───── Source passage
Johnson v. Bennett Lumber Co.

Decision Date02 September 1988
Docket NumberNo. 16523,16523
Citation115 Idaho 241,766 P.2d 711
PartiesJoann Lynn JOHNSON, Claimant-appellant, v. BENNETT LUMBER COMPANY, Employer, and Workmen's Compensation Exchange, Surety, Defendant-respondents.
CourtIdaho Supreme Court

Aherin, Rice & Brown, Lewiston, for claimant-appellant. Darrel W. Aherin argued.

Clements, Brown & McNichols, Lewiston, for defendants-respondents. John R. Stegner argued.

Moffatt, Thomas, Barrett & Blanton, Boise, for amicus curiae. John W. Barrett argued and filed a brief.

BAKES, Justice.

Claimant Johnson appeals from an Industrial Commission order denying her worker's compensation benefits because the commission found that her low back problems were not caused by an accident arising out of and in the course of her employment with Bennett Lumber Company. Because there is substantial competent evidence to sustain the commission's findings, we affirm.

I

Johnson's notice of injury and claim for benefits, filed with the Industrial Commission, alleged that she sustained an industrial accident and injury on February 20, 1985. At the hearing before the commission the evidence disclosed that in September of 1982, claimant Johnson went to work for defendant Bennett Lumber Company at Bennett's Lumber Mill in Elk City, Idaho. Claimant's job entailed cleaning up the mill after it had ceased operations for the day. Her duties consisted of sweeping up sawdust with brooms and shovels, picking up slabs or boards (weighing up to 100 pounds) that could not be used as lumber, and throwing it all into the floor chains which took the debris to the burner. Claimant and another woman (Kathy Lovell) worked together at the cleanup job.
──────────
(Requirement 1):
Answer these questions from the Johnson v. Bennett Lumber Co. opinion:
(a) Which court decided the case?
(b) In what town was the lumber mill where Johnson went to work?
(c) Who worked with Johnson at the cleanup job?
(Requirement 2): Update the Johnson v. Bennett Lumber Co. opinion by writing out everything from "Johnson v. Bennett" down to "R. Stegner argued.", with "Lewiston" changed to "Spokane".
(Requirement 3): Translate this sentence from the Johnson v. Bennett Lumber Co. opinion into Spanish: "Claimant and another woman (Kathy Lovell) worked together at the cleanup job."
───── Dataset entries
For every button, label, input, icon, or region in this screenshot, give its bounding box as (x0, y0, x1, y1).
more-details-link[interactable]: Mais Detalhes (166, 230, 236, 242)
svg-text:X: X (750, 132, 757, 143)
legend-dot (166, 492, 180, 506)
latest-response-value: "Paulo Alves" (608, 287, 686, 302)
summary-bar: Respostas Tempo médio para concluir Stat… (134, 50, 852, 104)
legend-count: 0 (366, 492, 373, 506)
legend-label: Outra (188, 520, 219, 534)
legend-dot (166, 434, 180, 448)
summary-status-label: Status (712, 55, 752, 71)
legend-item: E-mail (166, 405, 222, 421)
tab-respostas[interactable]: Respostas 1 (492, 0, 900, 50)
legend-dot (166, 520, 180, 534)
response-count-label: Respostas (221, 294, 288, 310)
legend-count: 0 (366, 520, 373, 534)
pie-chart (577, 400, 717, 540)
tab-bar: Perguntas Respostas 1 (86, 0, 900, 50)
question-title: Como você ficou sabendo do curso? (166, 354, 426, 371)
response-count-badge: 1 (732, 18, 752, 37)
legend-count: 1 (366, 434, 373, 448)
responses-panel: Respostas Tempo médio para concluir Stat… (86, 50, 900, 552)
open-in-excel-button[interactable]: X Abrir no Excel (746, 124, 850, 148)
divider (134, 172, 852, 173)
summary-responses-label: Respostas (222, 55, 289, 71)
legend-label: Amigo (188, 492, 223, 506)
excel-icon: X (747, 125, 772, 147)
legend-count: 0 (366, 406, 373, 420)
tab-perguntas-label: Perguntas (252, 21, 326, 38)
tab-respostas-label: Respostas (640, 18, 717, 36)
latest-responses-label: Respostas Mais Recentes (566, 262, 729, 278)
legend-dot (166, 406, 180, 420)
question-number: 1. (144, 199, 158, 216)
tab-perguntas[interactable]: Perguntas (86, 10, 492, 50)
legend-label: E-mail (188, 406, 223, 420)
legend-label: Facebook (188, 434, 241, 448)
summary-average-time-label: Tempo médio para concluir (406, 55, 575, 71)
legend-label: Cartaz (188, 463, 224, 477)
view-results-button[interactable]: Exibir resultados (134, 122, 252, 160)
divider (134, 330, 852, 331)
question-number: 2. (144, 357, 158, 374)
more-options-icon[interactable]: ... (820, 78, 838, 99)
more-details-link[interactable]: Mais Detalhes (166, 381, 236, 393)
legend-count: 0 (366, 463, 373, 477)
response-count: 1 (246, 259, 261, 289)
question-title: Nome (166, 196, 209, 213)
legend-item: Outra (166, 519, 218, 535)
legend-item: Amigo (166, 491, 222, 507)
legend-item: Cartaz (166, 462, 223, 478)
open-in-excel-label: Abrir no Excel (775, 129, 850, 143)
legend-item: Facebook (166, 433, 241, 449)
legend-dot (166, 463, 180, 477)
──────────
(Your solution 1):
(a) The Idaho Supreme Court
(b) Elk City, Idaho
(c) Kathy Lovell

(Your solution 2):
Johnson v. Bennett Lumber Co.

Decision Date02 September 1988
Docket NumberNo. 16523,16523
Citation115 Idaho 241,766 P.2d 711
PartiesJoann Lynn JOHNSON, Claimant-appellant, v. BENNETT LUMBER COMPANY, Employer, and Workmen's Compensation Exchange, Surety, Defendant-respondents.
CourtIdaho Supreme Court

Aherin, Rice & Brown, Spokane, for claimant-appellant. Darrel W. Aherin argued.

Clements, Brown & McNichols, Spokane, for defendants-respondents. John R. Stegner argued.

(Your solution 3): La reclamante y otra mujer (Kathy Lovell) trabajaban juntas en las labores de limpieza.